(SHORT EXERCISE):
Say the number of lines containing the string "this", and say nothing else.

***

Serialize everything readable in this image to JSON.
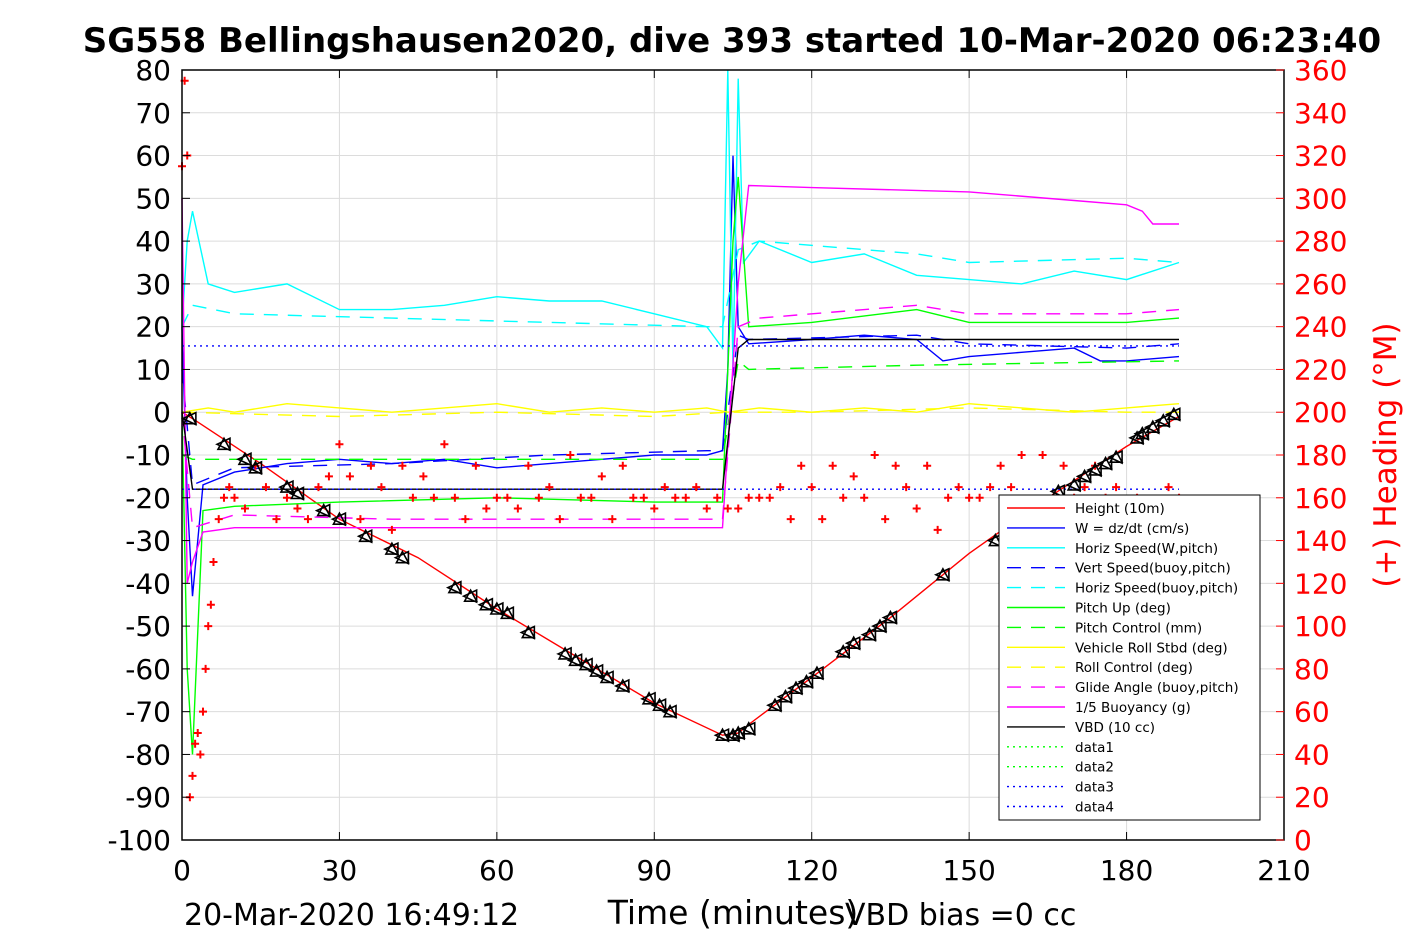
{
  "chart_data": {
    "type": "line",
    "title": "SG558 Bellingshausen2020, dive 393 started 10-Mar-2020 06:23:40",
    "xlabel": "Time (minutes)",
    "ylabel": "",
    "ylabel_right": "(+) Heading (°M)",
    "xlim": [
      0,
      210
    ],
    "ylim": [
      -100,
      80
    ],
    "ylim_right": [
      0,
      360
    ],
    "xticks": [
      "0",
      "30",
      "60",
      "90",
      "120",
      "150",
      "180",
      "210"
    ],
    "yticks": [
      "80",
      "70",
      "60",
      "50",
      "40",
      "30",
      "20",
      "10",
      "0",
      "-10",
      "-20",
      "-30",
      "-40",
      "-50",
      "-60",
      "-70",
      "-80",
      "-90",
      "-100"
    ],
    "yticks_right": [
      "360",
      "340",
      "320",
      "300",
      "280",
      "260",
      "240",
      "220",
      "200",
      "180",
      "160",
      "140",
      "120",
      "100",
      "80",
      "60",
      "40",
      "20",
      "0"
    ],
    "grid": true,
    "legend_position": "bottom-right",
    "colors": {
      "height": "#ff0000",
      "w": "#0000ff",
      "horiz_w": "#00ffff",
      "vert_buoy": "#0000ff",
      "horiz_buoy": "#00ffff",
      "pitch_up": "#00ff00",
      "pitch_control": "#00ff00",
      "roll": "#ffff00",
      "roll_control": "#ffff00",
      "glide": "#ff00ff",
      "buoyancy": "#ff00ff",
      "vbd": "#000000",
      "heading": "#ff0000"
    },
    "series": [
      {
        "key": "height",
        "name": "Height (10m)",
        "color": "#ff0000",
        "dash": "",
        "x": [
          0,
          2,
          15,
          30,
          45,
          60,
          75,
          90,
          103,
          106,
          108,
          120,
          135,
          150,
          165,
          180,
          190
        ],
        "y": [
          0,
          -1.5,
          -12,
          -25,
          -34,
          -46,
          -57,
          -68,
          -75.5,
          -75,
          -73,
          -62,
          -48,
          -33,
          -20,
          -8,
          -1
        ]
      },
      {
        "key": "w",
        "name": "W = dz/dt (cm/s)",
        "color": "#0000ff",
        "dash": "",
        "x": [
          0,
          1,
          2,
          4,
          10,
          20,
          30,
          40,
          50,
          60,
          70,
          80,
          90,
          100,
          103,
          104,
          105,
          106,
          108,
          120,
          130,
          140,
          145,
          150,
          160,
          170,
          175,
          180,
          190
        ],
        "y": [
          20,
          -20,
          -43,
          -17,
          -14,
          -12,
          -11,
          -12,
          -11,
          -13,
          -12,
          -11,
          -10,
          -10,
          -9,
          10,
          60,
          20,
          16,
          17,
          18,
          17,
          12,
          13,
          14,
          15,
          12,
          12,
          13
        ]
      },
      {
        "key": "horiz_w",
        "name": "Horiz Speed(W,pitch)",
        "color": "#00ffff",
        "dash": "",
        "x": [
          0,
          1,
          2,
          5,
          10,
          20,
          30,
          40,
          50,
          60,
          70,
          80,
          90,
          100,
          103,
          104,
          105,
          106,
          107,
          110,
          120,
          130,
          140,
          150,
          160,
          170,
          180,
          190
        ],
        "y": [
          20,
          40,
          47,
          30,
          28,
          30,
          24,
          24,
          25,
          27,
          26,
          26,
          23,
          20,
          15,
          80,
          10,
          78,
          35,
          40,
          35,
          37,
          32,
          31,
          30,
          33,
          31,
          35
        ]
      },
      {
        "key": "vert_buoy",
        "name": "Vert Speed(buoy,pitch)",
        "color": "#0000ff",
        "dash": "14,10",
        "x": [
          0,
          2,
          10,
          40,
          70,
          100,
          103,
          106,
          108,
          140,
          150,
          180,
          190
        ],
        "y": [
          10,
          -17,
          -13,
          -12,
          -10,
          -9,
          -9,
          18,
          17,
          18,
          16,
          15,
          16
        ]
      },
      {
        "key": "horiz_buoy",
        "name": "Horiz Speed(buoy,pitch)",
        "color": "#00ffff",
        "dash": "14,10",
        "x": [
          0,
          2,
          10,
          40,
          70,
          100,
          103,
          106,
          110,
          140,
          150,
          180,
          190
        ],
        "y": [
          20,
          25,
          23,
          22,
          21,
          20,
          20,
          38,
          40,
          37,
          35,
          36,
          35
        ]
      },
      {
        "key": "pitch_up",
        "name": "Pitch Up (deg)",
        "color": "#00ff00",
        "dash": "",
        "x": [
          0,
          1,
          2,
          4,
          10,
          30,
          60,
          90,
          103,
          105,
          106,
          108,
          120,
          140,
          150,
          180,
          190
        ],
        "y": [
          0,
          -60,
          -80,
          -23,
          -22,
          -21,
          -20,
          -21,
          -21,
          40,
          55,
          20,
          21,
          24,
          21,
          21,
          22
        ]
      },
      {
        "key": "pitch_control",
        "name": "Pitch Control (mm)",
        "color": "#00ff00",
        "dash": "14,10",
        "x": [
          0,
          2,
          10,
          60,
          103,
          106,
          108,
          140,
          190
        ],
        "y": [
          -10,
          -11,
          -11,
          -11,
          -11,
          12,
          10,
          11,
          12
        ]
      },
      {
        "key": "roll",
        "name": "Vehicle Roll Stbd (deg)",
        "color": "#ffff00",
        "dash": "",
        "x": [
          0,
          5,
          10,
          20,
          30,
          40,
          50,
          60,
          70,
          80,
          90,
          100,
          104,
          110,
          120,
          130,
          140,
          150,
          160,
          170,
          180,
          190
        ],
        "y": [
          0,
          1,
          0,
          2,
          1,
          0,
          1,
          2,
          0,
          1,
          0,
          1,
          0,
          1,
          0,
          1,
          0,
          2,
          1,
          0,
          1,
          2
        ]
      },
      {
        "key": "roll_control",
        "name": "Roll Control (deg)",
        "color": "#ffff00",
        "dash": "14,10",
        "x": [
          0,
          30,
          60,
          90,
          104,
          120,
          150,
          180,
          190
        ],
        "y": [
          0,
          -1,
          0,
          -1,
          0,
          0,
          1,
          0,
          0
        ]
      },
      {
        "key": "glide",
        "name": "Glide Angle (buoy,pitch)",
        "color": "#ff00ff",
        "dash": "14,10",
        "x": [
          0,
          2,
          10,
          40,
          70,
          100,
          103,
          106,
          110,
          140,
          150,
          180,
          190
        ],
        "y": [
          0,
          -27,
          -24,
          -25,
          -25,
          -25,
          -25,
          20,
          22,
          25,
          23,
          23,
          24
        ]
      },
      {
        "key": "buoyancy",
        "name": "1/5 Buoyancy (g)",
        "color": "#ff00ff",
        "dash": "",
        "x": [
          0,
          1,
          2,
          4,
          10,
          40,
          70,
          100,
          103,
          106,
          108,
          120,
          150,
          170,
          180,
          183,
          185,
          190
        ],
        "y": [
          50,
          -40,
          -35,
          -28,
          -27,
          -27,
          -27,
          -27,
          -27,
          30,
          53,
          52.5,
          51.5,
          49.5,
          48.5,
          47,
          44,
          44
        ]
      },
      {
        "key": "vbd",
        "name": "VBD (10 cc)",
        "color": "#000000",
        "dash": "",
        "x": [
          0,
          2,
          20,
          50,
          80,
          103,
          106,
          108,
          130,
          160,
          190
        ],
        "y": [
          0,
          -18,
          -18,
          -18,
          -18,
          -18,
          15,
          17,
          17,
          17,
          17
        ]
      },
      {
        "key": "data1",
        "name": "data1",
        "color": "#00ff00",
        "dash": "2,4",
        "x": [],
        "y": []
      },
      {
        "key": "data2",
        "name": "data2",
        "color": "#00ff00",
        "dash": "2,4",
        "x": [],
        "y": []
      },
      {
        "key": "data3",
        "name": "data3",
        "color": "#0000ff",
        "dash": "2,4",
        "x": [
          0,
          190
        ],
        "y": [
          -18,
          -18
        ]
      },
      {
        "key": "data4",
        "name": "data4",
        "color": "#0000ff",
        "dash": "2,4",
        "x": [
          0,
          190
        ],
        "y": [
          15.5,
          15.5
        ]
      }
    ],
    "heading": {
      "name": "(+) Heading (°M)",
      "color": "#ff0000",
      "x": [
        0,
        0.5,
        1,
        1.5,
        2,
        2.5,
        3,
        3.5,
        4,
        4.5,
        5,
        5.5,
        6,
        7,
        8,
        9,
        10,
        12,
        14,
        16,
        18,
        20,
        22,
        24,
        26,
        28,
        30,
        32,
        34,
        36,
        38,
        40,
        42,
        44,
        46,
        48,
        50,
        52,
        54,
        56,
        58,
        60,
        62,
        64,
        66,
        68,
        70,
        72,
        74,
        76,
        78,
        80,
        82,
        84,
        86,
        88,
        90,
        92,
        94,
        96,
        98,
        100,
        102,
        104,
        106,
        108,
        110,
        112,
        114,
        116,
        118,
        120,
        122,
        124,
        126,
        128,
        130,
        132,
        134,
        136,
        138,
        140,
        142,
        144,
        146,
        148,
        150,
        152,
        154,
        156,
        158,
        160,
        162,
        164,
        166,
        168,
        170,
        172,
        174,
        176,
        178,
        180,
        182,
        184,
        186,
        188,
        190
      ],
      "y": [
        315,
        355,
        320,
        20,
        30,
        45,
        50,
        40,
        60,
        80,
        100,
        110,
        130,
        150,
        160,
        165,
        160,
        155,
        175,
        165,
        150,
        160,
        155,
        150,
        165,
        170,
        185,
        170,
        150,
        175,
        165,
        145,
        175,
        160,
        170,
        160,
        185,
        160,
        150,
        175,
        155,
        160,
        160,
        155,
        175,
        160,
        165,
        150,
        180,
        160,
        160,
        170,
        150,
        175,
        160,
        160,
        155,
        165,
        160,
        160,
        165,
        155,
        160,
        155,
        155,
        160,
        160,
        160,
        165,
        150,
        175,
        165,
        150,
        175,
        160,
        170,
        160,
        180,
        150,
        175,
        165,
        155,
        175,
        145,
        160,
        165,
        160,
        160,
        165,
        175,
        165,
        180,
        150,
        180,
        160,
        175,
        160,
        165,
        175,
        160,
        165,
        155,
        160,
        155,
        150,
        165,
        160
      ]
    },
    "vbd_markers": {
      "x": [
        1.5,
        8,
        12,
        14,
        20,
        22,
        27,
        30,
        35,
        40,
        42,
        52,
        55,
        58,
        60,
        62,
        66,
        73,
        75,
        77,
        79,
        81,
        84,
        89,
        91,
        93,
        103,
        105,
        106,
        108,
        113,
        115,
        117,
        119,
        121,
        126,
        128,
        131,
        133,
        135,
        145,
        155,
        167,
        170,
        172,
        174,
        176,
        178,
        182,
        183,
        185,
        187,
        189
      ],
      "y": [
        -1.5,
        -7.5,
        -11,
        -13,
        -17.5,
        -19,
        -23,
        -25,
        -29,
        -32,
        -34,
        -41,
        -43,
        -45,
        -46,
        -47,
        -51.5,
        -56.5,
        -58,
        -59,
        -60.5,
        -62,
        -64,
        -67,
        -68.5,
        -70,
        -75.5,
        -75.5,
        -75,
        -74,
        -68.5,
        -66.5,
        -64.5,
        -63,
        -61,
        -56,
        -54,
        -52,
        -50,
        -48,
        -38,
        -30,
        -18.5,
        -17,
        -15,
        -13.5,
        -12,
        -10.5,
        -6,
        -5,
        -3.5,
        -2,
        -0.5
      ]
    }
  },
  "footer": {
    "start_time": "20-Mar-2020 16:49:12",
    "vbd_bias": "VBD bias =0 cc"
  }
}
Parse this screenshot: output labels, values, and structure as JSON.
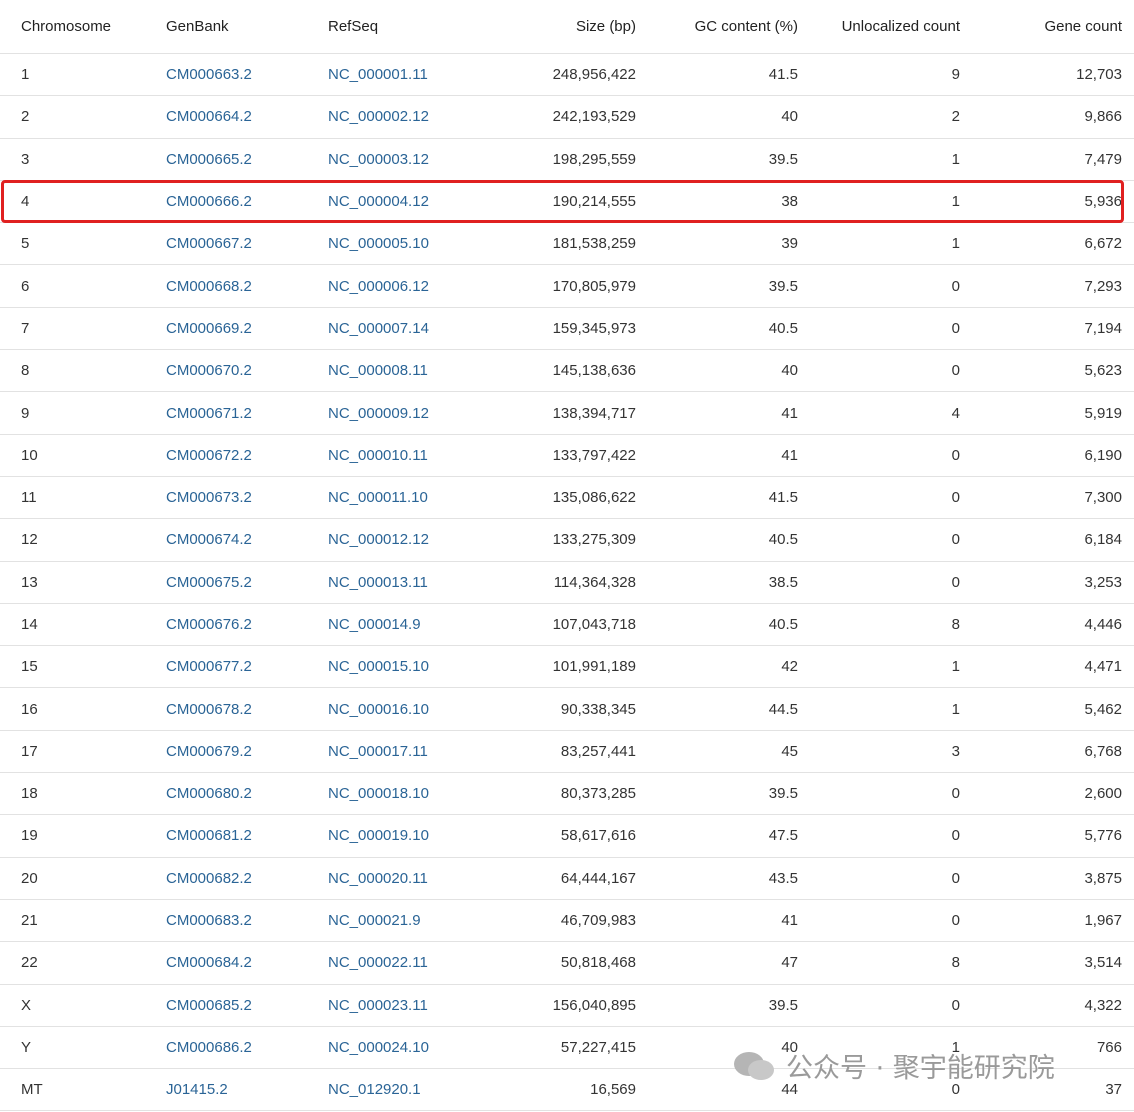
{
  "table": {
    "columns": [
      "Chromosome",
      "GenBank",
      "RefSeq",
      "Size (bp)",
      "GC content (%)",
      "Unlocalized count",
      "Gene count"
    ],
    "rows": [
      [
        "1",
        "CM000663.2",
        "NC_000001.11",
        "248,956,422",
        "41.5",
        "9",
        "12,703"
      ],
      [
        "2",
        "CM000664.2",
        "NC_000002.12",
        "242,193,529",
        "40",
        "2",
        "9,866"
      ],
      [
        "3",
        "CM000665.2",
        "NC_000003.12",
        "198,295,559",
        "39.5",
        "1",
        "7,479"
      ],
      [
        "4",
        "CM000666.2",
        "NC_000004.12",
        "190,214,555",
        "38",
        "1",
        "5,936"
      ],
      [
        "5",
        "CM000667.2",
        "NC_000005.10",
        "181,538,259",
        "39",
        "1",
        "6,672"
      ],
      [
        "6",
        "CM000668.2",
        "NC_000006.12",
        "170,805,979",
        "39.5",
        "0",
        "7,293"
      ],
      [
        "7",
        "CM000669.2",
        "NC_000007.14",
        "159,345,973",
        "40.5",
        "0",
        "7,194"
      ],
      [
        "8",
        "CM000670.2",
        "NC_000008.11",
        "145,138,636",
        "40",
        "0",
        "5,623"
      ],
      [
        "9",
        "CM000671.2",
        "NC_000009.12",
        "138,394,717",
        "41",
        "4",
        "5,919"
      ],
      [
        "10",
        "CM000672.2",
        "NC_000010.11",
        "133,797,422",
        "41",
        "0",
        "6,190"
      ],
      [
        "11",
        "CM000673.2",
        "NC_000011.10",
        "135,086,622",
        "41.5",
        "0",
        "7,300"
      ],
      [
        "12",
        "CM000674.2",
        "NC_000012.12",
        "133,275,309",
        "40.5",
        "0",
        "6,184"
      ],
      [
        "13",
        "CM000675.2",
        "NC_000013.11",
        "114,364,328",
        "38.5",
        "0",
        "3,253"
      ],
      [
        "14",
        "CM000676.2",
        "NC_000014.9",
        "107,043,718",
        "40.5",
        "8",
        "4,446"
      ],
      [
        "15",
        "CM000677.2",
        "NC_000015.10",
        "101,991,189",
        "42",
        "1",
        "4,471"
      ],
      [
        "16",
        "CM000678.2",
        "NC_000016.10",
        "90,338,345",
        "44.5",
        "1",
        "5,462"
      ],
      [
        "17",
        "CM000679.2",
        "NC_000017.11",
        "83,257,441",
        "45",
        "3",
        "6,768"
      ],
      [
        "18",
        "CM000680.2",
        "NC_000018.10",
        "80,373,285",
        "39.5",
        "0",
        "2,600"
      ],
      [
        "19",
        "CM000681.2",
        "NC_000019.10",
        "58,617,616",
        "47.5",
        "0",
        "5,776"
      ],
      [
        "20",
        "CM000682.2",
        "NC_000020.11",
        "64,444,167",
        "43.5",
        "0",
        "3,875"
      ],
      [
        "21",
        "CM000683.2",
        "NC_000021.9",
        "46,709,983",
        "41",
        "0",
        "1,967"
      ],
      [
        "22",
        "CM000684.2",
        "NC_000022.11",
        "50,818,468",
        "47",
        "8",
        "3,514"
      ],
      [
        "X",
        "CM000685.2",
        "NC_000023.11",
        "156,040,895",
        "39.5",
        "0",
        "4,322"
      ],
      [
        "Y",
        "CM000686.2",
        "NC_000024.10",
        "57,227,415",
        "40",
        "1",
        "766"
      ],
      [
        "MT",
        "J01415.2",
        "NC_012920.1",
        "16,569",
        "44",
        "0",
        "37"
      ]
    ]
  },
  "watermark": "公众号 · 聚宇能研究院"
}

***

(FINISHED EXERCISE):
2